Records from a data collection
[Begin]

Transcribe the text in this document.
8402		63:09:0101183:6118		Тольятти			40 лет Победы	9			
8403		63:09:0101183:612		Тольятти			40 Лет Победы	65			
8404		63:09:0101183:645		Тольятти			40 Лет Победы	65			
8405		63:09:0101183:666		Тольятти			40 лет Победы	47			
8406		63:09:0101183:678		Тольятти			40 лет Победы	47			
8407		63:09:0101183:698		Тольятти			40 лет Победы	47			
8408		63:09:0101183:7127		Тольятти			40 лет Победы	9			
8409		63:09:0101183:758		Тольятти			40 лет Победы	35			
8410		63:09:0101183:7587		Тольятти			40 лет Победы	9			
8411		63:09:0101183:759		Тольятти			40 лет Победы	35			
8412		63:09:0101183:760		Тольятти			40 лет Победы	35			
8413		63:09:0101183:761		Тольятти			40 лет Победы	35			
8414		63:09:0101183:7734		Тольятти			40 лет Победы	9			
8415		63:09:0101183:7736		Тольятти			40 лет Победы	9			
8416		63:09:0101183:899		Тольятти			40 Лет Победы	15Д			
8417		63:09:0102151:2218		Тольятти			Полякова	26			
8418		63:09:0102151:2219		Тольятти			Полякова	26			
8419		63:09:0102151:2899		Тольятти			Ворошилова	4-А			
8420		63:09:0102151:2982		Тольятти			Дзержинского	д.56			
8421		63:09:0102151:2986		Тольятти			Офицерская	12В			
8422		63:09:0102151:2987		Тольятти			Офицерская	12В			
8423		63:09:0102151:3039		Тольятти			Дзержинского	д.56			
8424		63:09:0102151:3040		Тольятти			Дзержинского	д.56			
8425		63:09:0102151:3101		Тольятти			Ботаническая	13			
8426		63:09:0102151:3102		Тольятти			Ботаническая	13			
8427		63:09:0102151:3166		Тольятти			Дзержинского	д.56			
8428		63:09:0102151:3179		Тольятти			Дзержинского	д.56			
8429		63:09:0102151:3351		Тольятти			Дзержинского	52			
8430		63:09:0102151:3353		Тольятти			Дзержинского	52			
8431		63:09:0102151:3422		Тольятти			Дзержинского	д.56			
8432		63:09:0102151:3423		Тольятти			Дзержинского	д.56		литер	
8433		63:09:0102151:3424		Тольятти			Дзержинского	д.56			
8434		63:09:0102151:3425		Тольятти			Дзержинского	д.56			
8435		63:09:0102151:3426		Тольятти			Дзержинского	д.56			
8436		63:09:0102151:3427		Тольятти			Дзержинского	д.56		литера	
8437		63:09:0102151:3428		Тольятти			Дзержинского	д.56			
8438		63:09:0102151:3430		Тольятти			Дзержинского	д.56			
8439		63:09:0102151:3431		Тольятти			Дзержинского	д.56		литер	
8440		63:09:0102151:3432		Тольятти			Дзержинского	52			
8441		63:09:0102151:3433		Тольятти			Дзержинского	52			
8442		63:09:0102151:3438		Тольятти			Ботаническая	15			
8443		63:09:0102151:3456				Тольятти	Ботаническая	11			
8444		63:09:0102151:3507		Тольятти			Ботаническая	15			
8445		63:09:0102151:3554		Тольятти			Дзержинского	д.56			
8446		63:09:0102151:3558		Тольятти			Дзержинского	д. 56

[End]

# What this task involves:
Answer with a single number: the count of lines holding the word "Офицерская".

# Full response:
2